[Data records]
'''
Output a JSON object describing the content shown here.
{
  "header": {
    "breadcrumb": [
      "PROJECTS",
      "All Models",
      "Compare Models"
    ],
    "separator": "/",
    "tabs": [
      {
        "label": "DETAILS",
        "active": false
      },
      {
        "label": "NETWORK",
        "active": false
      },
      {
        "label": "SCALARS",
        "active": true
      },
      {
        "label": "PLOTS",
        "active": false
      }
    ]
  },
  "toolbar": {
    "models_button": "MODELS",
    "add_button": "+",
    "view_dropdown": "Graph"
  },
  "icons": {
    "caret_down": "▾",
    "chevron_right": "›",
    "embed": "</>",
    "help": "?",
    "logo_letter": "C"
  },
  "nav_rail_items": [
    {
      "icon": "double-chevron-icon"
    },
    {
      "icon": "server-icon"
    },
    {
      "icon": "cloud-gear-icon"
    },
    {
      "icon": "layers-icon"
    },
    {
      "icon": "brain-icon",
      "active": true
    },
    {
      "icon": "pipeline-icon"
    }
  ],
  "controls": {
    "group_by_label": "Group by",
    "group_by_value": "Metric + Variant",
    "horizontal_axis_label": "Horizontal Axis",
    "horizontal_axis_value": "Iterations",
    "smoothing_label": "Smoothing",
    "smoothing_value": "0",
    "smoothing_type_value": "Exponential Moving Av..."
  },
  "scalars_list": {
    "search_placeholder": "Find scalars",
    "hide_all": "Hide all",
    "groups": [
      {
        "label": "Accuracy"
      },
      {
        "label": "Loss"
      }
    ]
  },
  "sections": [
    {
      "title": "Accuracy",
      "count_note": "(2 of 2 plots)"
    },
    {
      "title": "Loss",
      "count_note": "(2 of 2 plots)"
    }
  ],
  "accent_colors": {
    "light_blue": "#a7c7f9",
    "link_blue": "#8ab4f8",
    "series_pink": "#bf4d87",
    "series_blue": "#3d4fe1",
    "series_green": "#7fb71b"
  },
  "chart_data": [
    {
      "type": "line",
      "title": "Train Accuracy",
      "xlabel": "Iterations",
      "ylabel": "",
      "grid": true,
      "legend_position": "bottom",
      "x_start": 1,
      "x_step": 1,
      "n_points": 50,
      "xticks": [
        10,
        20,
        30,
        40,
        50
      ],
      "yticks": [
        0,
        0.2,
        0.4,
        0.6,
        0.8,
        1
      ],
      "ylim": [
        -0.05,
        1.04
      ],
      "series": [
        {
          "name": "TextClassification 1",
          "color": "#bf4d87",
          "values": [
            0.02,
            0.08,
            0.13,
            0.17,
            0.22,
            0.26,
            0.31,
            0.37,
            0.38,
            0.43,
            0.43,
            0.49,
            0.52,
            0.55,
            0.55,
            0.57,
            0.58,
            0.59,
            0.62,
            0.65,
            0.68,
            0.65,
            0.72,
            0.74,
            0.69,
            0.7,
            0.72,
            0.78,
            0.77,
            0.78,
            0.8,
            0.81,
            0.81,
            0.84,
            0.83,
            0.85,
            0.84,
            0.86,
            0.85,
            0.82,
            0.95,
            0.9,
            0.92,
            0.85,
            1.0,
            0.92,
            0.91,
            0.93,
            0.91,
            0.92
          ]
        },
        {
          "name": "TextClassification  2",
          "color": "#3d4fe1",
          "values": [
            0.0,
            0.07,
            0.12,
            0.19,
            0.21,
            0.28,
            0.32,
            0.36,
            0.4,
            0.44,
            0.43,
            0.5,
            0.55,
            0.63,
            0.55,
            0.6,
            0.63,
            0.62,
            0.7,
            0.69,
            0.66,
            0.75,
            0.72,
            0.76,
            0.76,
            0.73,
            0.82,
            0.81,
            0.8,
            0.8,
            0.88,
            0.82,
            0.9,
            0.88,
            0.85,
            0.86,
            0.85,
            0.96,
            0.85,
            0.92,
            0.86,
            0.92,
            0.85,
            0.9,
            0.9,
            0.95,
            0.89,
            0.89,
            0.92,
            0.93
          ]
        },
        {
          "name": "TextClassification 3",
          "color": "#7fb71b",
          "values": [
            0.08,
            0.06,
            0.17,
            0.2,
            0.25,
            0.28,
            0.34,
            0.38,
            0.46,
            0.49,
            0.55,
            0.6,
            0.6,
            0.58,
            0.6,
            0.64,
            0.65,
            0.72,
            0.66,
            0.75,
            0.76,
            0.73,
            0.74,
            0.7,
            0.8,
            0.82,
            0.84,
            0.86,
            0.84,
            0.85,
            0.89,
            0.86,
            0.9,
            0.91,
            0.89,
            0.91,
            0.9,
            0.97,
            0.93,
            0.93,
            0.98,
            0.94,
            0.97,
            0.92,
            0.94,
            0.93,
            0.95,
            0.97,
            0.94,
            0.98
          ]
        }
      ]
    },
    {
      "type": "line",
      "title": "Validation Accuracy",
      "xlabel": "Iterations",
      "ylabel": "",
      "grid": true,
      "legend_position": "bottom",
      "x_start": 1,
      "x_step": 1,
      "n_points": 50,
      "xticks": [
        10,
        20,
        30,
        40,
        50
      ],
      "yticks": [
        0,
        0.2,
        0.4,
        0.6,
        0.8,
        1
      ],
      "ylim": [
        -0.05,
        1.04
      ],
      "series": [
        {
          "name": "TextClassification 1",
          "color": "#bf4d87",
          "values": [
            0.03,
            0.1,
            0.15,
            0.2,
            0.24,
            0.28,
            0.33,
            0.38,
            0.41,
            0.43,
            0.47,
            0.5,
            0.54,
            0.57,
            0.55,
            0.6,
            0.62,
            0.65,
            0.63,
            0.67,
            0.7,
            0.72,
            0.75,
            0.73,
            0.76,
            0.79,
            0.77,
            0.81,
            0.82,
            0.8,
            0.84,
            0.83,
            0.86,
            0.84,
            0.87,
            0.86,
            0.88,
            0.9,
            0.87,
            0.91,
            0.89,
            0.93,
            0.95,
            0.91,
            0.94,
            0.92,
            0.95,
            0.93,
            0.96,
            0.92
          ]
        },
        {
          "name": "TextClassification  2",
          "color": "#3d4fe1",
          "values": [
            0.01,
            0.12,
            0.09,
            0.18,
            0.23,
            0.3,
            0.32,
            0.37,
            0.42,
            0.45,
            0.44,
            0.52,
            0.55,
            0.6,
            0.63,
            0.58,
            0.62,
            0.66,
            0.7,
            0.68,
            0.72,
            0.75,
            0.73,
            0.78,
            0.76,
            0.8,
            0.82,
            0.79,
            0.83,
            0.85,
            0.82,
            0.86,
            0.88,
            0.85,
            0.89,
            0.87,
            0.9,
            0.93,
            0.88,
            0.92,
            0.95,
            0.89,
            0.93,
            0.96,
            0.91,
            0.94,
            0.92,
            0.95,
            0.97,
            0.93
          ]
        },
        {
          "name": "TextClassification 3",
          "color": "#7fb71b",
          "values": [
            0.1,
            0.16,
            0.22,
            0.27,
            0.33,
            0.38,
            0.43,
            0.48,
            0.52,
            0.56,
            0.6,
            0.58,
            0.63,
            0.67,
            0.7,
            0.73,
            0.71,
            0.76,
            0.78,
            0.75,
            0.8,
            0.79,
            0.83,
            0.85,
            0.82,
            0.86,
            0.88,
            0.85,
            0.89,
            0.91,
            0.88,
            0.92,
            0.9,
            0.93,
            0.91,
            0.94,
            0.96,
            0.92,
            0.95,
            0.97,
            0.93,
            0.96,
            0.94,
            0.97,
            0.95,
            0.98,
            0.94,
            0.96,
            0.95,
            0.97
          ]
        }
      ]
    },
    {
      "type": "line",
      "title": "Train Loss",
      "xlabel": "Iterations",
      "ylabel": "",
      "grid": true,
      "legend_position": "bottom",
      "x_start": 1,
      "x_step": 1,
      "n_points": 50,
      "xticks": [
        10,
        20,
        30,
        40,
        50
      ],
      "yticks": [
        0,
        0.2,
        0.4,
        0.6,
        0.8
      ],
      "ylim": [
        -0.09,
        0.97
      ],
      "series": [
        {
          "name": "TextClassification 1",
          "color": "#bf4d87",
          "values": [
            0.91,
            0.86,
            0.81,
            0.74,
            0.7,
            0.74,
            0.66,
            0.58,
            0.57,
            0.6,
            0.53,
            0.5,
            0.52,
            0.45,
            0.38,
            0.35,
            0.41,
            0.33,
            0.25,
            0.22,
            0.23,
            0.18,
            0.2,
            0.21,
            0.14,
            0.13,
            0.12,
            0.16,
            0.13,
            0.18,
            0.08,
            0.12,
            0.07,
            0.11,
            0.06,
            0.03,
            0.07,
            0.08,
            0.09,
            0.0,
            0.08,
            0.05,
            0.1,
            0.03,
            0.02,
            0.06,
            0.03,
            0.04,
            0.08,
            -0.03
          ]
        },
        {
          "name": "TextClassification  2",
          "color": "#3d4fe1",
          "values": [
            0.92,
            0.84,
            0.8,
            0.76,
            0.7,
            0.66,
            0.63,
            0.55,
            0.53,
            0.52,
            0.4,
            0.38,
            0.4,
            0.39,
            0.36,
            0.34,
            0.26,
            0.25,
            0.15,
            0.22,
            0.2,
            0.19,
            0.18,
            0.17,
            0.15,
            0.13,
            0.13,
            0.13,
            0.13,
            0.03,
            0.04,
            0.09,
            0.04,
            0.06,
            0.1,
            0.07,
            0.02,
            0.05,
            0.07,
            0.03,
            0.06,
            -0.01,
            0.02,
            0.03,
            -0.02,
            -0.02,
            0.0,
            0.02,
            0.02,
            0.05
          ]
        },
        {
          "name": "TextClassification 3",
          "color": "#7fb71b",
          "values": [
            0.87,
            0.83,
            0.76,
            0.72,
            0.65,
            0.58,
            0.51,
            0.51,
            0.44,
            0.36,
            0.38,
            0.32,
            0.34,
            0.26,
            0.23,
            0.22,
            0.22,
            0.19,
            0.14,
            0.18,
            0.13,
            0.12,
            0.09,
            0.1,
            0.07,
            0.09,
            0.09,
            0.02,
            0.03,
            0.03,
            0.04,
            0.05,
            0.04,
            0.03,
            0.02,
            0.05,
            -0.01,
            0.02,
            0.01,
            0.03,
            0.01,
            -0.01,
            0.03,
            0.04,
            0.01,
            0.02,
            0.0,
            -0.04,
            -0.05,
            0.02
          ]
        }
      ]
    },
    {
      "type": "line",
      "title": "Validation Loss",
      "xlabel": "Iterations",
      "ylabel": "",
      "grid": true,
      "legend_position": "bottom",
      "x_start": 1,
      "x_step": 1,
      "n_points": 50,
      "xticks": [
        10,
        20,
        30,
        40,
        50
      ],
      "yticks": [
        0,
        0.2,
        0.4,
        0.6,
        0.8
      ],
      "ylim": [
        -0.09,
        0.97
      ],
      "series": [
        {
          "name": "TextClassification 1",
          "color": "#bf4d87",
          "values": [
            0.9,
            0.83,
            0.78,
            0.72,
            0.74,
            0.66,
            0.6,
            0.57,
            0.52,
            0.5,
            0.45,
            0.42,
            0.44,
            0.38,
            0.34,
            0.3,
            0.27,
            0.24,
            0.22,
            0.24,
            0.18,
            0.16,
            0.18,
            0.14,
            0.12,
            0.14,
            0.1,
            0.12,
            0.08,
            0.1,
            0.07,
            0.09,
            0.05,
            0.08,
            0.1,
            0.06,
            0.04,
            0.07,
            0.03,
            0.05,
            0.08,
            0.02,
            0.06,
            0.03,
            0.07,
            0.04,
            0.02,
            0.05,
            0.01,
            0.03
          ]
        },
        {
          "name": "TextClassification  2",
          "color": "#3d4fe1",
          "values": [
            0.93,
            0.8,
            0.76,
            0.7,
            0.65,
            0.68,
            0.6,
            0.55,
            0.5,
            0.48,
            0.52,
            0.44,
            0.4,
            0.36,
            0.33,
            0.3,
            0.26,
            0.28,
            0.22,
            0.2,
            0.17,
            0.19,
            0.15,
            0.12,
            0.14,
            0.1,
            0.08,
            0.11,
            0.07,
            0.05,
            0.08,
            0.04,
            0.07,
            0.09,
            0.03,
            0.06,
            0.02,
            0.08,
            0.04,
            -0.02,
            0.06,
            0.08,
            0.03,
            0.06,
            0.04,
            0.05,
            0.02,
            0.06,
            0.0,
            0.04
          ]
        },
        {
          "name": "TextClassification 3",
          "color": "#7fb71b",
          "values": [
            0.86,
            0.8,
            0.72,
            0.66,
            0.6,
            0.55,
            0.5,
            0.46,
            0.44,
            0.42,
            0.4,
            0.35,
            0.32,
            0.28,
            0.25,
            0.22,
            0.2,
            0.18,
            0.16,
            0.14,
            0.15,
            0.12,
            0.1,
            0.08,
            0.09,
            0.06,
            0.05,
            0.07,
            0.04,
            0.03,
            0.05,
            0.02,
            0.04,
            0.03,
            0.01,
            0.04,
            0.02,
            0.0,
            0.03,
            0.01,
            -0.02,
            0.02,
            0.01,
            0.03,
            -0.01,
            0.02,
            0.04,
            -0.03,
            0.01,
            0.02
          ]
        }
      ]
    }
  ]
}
'''
**Requirement:** How many of the lines above include the string "title"? Answer with the number only.

**Exercise solution:** 6